■ SHORT TASK ■
Count lines with "блока" in them. Report only the total.

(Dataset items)
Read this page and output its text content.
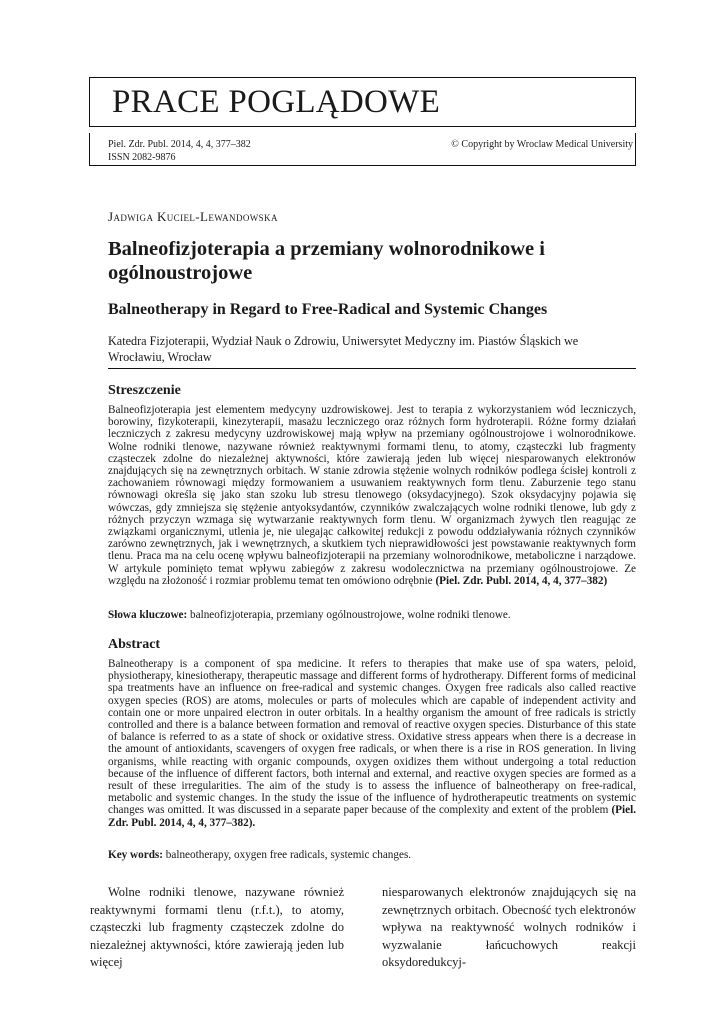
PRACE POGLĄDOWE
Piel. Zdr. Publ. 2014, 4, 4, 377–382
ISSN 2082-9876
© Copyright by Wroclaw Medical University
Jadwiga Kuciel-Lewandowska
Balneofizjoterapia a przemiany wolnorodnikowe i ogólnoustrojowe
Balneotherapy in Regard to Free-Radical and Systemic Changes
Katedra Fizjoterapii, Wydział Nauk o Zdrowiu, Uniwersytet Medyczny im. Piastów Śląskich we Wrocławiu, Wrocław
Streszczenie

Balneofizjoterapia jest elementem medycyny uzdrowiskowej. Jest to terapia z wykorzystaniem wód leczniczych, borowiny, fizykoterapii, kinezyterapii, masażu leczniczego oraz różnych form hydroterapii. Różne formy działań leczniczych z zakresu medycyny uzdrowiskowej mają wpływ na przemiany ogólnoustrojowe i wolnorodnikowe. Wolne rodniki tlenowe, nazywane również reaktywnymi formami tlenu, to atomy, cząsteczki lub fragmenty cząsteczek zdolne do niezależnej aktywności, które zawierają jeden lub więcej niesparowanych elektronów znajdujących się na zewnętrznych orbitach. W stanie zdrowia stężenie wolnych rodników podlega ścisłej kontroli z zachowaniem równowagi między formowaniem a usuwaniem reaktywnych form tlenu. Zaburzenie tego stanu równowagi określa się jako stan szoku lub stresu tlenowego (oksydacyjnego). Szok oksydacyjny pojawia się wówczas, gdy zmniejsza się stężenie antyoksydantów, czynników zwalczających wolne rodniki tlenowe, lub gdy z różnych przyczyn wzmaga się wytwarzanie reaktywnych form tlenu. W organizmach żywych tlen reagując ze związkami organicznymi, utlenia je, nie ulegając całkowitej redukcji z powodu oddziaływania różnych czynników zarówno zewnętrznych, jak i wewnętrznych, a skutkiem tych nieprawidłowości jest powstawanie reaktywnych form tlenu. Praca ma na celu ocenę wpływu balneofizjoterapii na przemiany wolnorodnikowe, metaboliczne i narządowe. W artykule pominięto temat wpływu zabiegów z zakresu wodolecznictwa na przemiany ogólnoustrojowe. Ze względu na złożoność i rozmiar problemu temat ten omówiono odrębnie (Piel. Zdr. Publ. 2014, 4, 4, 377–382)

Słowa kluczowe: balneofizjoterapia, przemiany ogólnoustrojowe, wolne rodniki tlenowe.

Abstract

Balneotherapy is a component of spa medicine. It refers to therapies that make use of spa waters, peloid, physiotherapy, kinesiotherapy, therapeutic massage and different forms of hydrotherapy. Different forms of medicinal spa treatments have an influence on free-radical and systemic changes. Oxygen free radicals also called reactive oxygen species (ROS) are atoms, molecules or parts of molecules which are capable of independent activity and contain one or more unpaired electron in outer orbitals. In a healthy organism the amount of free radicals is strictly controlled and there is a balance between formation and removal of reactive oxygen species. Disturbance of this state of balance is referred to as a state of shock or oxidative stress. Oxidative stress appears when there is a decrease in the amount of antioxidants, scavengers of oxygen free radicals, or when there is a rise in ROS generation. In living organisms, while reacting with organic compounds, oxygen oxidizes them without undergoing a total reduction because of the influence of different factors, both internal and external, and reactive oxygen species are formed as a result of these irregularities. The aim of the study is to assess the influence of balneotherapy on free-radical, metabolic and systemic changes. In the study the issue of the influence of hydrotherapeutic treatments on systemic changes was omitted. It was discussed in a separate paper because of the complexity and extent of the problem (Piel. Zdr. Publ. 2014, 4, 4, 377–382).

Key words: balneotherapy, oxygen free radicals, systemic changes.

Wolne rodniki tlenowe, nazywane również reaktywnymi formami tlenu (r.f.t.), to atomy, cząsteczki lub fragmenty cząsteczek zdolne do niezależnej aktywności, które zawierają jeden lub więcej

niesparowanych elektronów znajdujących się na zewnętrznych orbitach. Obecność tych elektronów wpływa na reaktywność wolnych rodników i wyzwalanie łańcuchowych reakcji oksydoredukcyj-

---

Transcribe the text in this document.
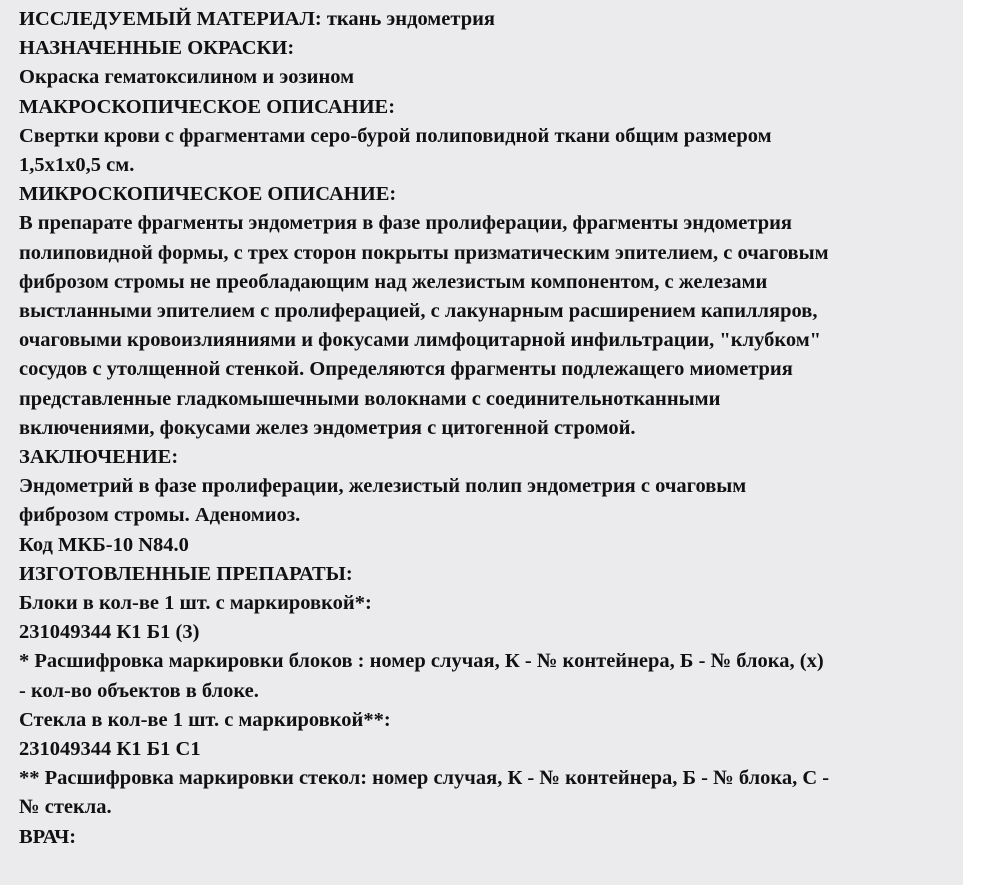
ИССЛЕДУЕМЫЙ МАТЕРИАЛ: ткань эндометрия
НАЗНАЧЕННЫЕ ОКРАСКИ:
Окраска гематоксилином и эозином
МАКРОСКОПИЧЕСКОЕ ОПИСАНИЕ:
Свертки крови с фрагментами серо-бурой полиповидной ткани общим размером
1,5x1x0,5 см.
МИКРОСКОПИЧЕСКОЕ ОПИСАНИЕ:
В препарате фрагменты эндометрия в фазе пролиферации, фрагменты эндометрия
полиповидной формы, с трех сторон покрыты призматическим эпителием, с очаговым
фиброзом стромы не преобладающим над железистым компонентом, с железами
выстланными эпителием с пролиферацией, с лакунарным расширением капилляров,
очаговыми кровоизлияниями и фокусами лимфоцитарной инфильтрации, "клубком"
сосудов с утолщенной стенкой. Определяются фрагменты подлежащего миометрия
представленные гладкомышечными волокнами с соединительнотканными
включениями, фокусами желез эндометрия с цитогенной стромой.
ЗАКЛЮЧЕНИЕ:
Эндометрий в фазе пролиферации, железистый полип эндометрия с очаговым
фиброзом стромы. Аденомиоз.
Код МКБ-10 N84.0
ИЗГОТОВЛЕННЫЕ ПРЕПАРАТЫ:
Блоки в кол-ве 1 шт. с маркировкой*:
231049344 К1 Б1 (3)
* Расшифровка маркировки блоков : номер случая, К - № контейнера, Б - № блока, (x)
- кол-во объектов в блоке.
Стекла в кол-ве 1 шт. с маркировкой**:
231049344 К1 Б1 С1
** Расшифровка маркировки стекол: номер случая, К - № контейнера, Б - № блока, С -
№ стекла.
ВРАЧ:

■ ANSWER TO THIS TASK ■
2